It’s fortunate, he adds, that New England’s farmers left before nonnative plants flooded America. Before exotic trees could spread across the land, native vegetation again had a roothold on their former farmlands. No chemicals had been spaded into their soils; no weeds, insects, or fungi here had ever been poisoned to help other things grow. It’s the nearest thing to a baseline of how nature might reclaim cultivated land—against which to measure, for example, old England.
2. The Farm
Like most British trunk roads, the Ml motorway that runs north from London was built by Romans. In Hertfordshire, a jog at Hempstead leads to St. Alban’s, once a substantial Roman town, and beyond that, to the village of Harpenden. From Roman times until the 20th century, when they became bedroom commutes to London, 30 miles away, St. Alban’s was a center for rural commerce, and Harpenden was flat farmland, the conformity of its grain fields disrupted only by hedgerows.
Long before the Romans appeared in the first century AD, the dense forests of the British Isles began coming down. Humans first arrived 700,000 years ago, likely following herds of aurochs, the now-extinct wild Eurasian cattle, during glacial epochs when the English Channel was a land bridge, but their settlements were fleeting. According to the great British forest botanist Oliver Rackham, after the last ice age, southeastern England was dominated by vast stands of lindens mixed with oaks, and by abundant hazels that probably reflect the appetites of Stone Age gatherers.
The landscape changed around 4,500 BC, because whoever crossed the water that by then separated England from the Continent brought crops and domestic animals. These immigrants, Rackham laments, “set about converting Britain and Ireland to an imitation of the dry open steppes of the Near East, in which agriculture had begun.”
Today, less than 1/100 of Britain is original forest, and essentially none of Ireland. Most woodlands are clearly defined tracts, bearing evidence of centuries of careful human extraction by coppicing, which allowed stumps to regenerate for building supplies and fuel. They remained that way after Roman rule gave way to Saxon peasantry and serfdom, and into the Middle Ages.
At Harpenden, near a low stone circle and adjacent stem wall that are the remains of a Roman shrine, an estate was founded in the early 13th century. Rothamsted Manor, built of bricks and timbers and surrounded by a moat and 300 acres, changed hands five times over as many centuries, accruing more rooms until an eight-year-old boy named John Bennet Lawes inherited it in 1814.

- **DATASET CONTENT**
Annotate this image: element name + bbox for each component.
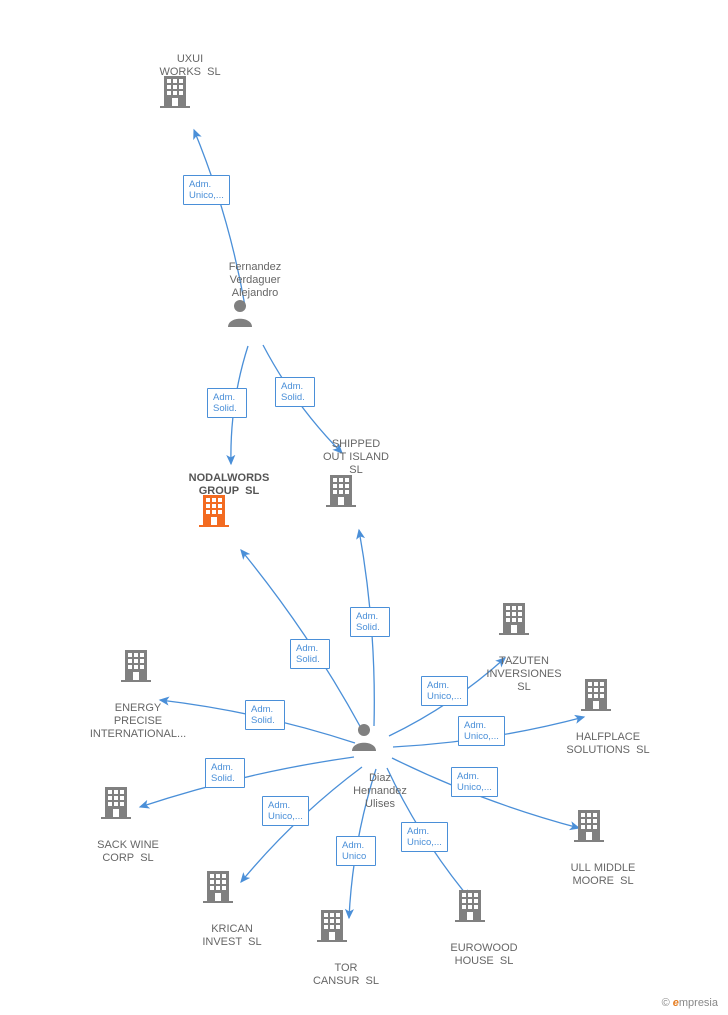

- **INSTRUCTIONS**
**a.** In the passage about Rothamsted Manor and the history of English farmland, who inherited the manor in 1814, and how old was he?
**b.** Resume the passage about Rothamsted Manor and the history of English farmland, starting right after its final sentence.

- **ANSWERS**
**a.** John Bennet Lawes inherited it when he was eight years old.

**b.**
Lawes went to Eton and then to Oxford, where he studied geology and chemistry, grew luxuriant muttonchops, but never took a degree. Instead, he returned to Rothamsted to make something of the estate his late father had left to seed. What he did with it ended up changing the course of agriculture and much of the surface of the Earth. How long those changes will persist, even after we’re gone, is much debated by agro-industrialists and environmentalists. But with remarkable foresight, John Bennet Lawes himself has kindly left us many clues.
His story began with bones—although first, some would say, came chalk. Centuries of Hertfordshire farmers had dug the chalky remains of ancient sea creatures that underlie local clays to spread on their furrows, because it helped their turnips and grains. From Oxford lectures, Lawes knew that liming their fields didn’t nourish plants so much as soften the soil’s acidic resistance. But might anything actually feed crops?
A German chemist, Justus von Liebig, had recently noted that powdered bonemeal restored vigor to soil. Soaking it first in dilute sulfuric acid, he wrote, made it even more digestible. Lawes tried it on a turnip field. He was impressed.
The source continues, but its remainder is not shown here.